§ **What you need to do**
What follows is a listing to be transcribed exactly.

* Start *

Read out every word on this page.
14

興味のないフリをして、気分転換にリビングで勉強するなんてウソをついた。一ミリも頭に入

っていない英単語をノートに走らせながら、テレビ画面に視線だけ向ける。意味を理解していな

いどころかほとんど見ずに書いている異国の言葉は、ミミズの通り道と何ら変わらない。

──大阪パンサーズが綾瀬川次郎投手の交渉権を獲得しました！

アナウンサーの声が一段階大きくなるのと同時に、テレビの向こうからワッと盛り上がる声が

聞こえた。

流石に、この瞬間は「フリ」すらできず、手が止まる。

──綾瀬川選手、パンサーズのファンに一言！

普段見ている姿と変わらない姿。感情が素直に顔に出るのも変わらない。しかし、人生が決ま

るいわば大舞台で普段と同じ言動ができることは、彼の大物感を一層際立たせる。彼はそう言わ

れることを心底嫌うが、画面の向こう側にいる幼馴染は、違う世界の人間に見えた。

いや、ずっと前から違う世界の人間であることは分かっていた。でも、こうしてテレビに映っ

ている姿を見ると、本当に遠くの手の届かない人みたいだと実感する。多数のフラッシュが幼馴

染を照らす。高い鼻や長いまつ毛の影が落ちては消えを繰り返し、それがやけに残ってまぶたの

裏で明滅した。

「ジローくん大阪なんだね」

* End *

§ **In response**
Read out every word on this page.
14

興味のないフリをして、気分転換にリビングで勉強するなんてウソをついた。一ミリも頭に入

っていない英単語をノートに走らせながら、テレビ画面に視線だけ向ける。意味を理解していな

いどころかほとんど見ずに書いている異国の言葉は、ミミズの通り道と何ら変わらない。

──大阪パンサーズが綾瀬川次郎投手の交渉権を獲得しました！

アナウンサーの声が一段階大きくなるのと同時に、テレビの向こうからワッと盛り上がる声が

聞こえた。

流石に、この瞬間は「フリ」すらできず、手が止まる。

──綾瀬川選手、パンサーズのファンに一言！

普段見ている姿と変わらない姿。感情が素直に顔に出るのも変わらない。しかし、人生が決ま

るいわば大舞台で普段と同じ言動ができることは、彼の大物感を一層際立たせる。彼はそう言わ

れることを心底嫌うが、画面の向こう側にいる幼馴染は、違う世界の人間に見えた。

いや、ずっと前から違う世界の人間であることは分かっていた。でも、こうしてテレビに映っ

ている姿を見ると、本当に遠くの手の届かない人みたいだと実感する。多数のフラッシュが幼馴

染を照らす。高い鼻や長いまつ毛の影が落ちては消えを繰り返し、それがやけに残ってまぶたの

裏で明滅した。

「ジローくん大阪なんだね」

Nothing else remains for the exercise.